## BEGIN Input data

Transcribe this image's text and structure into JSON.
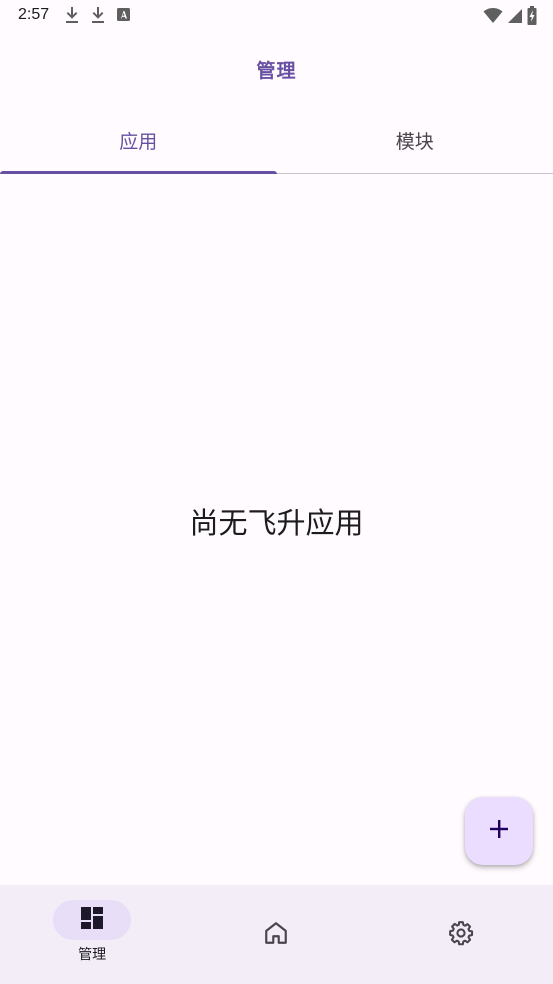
{
  "status_bar": {
    "time": "2:57",
    "left_icons": [
      "download-icon",
      "download-icon",
      "text-a-icon"
    ],
    "right_icons": [
      "wifi-icon",
      "signal-icon",
      "battery-charging-icon"
    ]
  },
  "app_bar": {
    "title": "管理"
  },
  "tabs": [
    {
      "label": "应用",
      "active": true
    },
    {
      "label": "模块",
      "active": false
    }
  ],
  "main": {
    "empty_message": "尚无飞升应用"
  },
  "fab": {
    "icon": "plus-icon"
  },
  "bottom_nav": {
    "items": [
      {
        "label": "管理",
        "icon": "dashboard-icon",
        "selected": true
      },
      {
        "icon": "home-icon",
        "selected": false
      },
      {
        "icon": "gear-icon",
        "selected": false
      }
    ]
  },
  "colors": {
    "accent": "#6750a4",
    "background": "#fffbfe",
    "nav_background": "#f3edf7",
    "fab_background": "#eaddff",
    "nav_pill": "#e8def8"
  }
}
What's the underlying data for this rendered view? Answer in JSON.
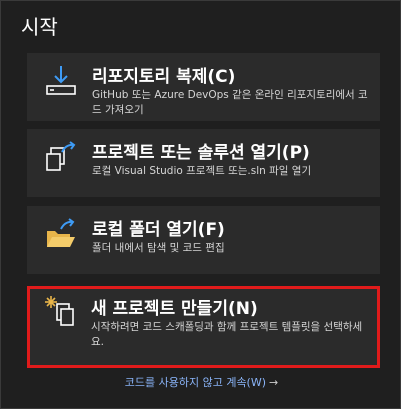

## END Input data

= Problem requirements =
Take the data above and repeat it exactly, leaving each picture out.

= Exercise output =
Transcribe this image's text and structure into JSON.
{
  "status_bar": {
    "time": "2:57",
    "left_icons": [
      "download-icon",
      "download-icon",
      "text-a-icon"
    ],
    "right_icons": [
      "wifi-icon",
      "signal-icon",
      "battery-charging-icon"
    ]
  },
  "app_bar": {
    "title": "管理"
  },
  "tabs": [
    {
      "label": "应用",
      "active": true
    },
    {
      "label": "模块",
      "active": false
    }
  ],
  "main": {
    "empty_message": "尚无飞升应用"
  },
  "fab": {
    "icon": "plus-icon"
  },
  "bottom_nav": {
    "items": [
      {
        "label": "管理",
        "icon": "dashboard-icon",
        "selected": true
      },
      {
        "icon": "home-icon",
        "selected": false
      },
      {
        "icon": "gear-icon",
        "selected": false
      }
    ]
  },
  "colors": {
    "accent": "#6750a4",
    "background": "#fffbfe",
    "nav_background": "#f3edf7",
    "fab_background": "#eaddff",
    "nav_pill": "#e8def8"
  }
}
What's the underlying data for this rendered view? Answer in JSON.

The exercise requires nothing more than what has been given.